- _Information provided_:
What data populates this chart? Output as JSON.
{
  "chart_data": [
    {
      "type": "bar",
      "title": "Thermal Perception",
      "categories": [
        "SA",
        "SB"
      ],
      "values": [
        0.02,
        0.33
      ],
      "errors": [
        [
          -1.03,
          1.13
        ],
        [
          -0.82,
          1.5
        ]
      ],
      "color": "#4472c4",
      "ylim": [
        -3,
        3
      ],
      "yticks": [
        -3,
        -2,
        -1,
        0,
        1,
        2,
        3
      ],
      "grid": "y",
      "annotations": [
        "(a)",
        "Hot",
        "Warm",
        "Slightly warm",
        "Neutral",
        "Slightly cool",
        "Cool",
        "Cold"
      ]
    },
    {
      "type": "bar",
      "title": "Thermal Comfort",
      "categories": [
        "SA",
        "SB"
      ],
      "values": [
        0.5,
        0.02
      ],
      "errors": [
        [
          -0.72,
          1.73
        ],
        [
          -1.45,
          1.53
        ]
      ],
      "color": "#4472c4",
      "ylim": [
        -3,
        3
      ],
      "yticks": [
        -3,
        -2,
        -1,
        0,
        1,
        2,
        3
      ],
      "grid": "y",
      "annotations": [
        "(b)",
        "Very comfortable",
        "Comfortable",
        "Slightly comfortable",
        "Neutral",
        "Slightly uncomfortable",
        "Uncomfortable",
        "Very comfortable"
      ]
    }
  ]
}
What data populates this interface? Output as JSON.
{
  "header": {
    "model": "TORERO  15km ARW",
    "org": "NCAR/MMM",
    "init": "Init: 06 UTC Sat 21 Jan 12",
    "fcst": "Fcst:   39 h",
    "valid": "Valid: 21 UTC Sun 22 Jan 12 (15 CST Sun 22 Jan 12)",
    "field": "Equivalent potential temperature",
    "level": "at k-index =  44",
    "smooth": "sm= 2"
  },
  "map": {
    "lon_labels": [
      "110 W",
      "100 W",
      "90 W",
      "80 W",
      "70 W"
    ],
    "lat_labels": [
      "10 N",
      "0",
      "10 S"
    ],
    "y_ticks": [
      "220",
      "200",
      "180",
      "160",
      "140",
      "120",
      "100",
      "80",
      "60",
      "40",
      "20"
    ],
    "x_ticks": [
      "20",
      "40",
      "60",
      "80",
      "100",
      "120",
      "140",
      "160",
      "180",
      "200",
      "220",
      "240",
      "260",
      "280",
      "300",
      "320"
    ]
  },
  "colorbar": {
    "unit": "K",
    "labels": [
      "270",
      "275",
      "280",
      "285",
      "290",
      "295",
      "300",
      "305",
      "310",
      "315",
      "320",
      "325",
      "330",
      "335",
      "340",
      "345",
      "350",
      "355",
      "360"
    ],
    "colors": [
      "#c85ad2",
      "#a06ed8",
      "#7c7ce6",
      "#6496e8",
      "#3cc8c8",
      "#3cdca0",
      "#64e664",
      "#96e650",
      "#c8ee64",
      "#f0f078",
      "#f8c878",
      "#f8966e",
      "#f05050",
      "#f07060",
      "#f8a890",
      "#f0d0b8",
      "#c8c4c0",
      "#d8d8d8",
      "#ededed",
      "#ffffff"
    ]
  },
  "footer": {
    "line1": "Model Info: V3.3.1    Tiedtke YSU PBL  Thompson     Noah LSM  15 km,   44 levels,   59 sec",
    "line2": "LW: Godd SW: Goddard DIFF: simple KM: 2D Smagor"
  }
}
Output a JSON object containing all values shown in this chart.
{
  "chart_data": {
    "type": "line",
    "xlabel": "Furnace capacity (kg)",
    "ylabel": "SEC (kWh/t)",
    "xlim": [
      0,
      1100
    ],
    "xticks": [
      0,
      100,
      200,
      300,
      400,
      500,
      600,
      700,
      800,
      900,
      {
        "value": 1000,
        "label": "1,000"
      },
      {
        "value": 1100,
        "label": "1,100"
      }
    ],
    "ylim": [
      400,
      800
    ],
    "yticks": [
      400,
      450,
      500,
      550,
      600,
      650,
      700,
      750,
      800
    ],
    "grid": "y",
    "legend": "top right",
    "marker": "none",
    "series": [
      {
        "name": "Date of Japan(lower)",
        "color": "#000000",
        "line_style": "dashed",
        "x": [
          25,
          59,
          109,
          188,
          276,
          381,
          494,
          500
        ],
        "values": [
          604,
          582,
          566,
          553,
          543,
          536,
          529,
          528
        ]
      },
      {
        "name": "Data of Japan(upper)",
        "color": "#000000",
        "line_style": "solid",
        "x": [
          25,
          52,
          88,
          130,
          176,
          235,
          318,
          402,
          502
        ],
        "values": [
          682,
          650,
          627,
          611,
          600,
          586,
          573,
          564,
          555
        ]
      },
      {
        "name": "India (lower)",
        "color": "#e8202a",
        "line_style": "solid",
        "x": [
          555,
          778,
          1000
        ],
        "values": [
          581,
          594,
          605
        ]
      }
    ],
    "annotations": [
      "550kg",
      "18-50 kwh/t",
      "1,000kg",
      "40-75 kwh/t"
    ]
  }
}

- _Set exercise_:
Extract, unchanged, the closing run of lines that opens with the line containing "Output a JSON" and ends with the last line.

- _Response below_:
Output a JSON object containing all values shown in this chart.
{
  "chart_data": {
    "type": "line",
    "xlabel": "Furnace capacity (kg)",
    "ylabel": "SEC (kWh/t)",
    "xlim": [
      0,
      1100
    ],
    "xticks": [
      0,
      100,
      200,
      300,
      400,
      500,
      600,
      700,
      800,
      900,
      {
        "value": 1000,
        "label": "1,000"
      },
      {
        "value": 1100,
        "label": "1,100"
      }
    ],
    "ylim": [
      400,
      800
    ],
    "yticks": [
      400,
      450,
      500,
      550,
      600,
      650,
      700,
      750,
      800
    ],
    "grid": "y",
    "legend": "top right",
    "marker": "none",
    "series": [
      {
        "name": "Date of Japan(lower)",
        "color": "#000000",
        "line_style": "dashed",
        "x": [
          25,
          59,
          109,
          188,
          276,
          381,
          494,
          500
        ],
        "values": [
          604,
          582,
          566,
          553,
          543,
          536,
          529,
          528
        ]
      },
      {
        "name": "Data of Japan(upper)",
        "color": "#000000",
        "line_style": "solid",
        "x": [
          25,
          52,
          88,
          130,
          176,
          235,
          318,
          402,
          502
        ],
        "values": [
          682,
          650,
          627,
          611,
          600,
          586,
          573,
          564,
          555
        ]
      },
      {
        "name": "India (lower)",
        "color": "#e8202a",
        "line_style": "solid",
        "x": [
          555,
          778,
          1000
        ],
        "values": [
          581,
          594,
          605
        ]
      }
    ],
    "annotations": [
      "550kg",
      "18-50 kwh/t",
      "1,000kg",
      "40-75 kwh/t"
    ]
  }
}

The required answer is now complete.